Check every line of the data below for the string "Gras", and copy the ones that hold it.
>>>>
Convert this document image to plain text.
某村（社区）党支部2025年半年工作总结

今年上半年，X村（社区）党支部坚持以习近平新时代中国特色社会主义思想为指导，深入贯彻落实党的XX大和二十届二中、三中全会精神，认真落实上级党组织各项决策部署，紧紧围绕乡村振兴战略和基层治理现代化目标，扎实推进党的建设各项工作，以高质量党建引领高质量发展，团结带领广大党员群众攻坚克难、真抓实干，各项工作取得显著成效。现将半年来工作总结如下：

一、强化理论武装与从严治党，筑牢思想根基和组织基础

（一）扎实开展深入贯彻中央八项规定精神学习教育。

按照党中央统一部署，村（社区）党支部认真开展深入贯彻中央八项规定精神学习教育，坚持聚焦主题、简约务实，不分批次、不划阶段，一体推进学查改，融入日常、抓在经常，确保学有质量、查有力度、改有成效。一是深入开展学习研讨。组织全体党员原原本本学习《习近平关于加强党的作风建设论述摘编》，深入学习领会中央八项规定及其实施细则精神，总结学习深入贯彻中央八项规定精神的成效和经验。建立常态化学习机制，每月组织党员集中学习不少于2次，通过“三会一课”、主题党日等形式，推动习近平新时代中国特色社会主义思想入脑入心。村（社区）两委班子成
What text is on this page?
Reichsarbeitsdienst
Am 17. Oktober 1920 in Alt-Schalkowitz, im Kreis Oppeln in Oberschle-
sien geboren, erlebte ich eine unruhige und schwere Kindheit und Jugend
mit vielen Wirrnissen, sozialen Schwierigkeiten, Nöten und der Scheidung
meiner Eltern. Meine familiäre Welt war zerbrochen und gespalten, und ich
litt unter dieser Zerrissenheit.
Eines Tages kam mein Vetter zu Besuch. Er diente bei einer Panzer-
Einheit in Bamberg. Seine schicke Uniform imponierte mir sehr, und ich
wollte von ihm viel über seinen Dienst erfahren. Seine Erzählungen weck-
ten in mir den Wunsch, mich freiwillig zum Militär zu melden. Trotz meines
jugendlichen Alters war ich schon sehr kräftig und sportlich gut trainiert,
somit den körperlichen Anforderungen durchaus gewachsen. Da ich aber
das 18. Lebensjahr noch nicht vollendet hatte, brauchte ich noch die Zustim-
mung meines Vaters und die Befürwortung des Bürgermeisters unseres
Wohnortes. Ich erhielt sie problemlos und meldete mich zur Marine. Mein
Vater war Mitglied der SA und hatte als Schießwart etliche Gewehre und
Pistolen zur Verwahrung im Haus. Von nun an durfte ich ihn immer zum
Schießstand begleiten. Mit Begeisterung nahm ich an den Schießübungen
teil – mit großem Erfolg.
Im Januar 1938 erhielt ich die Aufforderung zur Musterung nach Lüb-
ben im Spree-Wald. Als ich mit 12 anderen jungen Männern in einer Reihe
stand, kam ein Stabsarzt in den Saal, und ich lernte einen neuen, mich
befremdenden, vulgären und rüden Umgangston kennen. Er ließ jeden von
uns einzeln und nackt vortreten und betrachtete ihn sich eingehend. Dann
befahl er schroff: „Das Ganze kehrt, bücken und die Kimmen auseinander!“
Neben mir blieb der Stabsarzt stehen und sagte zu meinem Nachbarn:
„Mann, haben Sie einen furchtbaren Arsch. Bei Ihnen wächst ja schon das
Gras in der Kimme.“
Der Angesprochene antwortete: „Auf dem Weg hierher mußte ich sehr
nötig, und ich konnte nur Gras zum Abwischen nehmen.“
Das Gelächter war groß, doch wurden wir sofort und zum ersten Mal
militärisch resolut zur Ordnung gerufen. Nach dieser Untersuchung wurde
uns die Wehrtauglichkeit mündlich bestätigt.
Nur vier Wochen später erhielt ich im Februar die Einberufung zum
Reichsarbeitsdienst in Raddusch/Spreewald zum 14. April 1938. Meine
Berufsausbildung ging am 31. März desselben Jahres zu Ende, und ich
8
<<<<
(RESPONSE FOR THIS EXERCISE):
Gras in der Kimme.“
nötig, und ich konnte nur Gras zum Abwischen nehmen.“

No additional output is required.